Your answer should be a single number: the count of lines containing the string "services".

↓↓↓

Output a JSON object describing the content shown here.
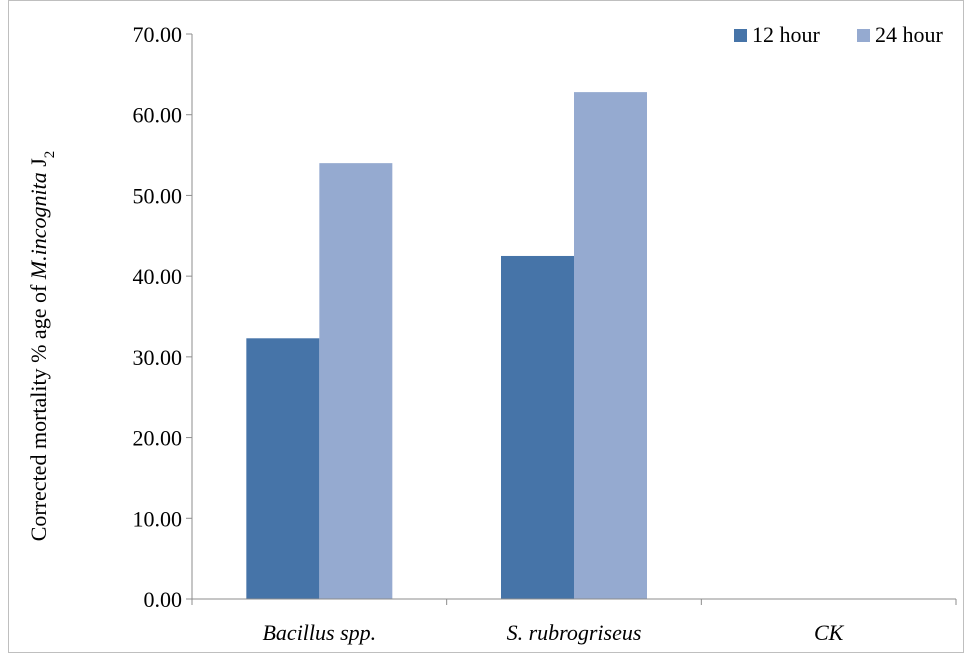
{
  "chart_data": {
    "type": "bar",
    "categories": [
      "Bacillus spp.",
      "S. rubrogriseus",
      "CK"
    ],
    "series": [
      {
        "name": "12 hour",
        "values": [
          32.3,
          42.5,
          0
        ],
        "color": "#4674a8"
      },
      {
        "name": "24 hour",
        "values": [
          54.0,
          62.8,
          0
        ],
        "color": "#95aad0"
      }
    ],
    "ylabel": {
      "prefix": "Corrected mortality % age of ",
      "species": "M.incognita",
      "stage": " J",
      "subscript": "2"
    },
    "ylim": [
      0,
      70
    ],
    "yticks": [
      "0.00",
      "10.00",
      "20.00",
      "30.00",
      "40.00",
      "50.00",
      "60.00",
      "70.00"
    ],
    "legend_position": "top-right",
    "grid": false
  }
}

↑↑↑
↓↓↓

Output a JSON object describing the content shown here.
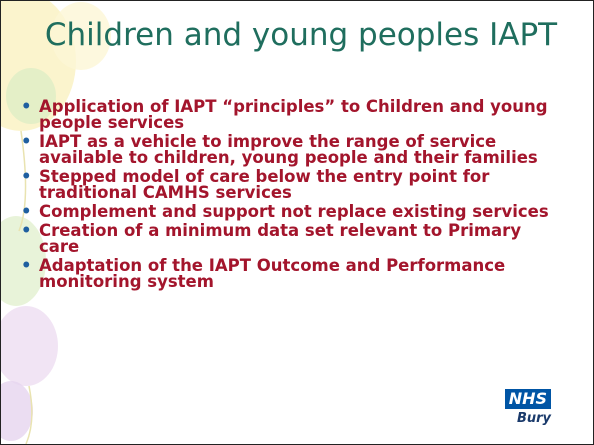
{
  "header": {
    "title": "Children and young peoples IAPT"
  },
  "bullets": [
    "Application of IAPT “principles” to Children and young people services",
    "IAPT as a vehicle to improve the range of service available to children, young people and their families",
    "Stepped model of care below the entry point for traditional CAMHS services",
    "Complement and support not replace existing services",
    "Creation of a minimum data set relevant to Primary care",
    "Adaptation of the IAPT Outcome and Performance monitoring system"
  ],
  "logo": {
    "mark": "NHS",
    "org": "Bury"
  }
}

↑↑↑

__Output below__: 3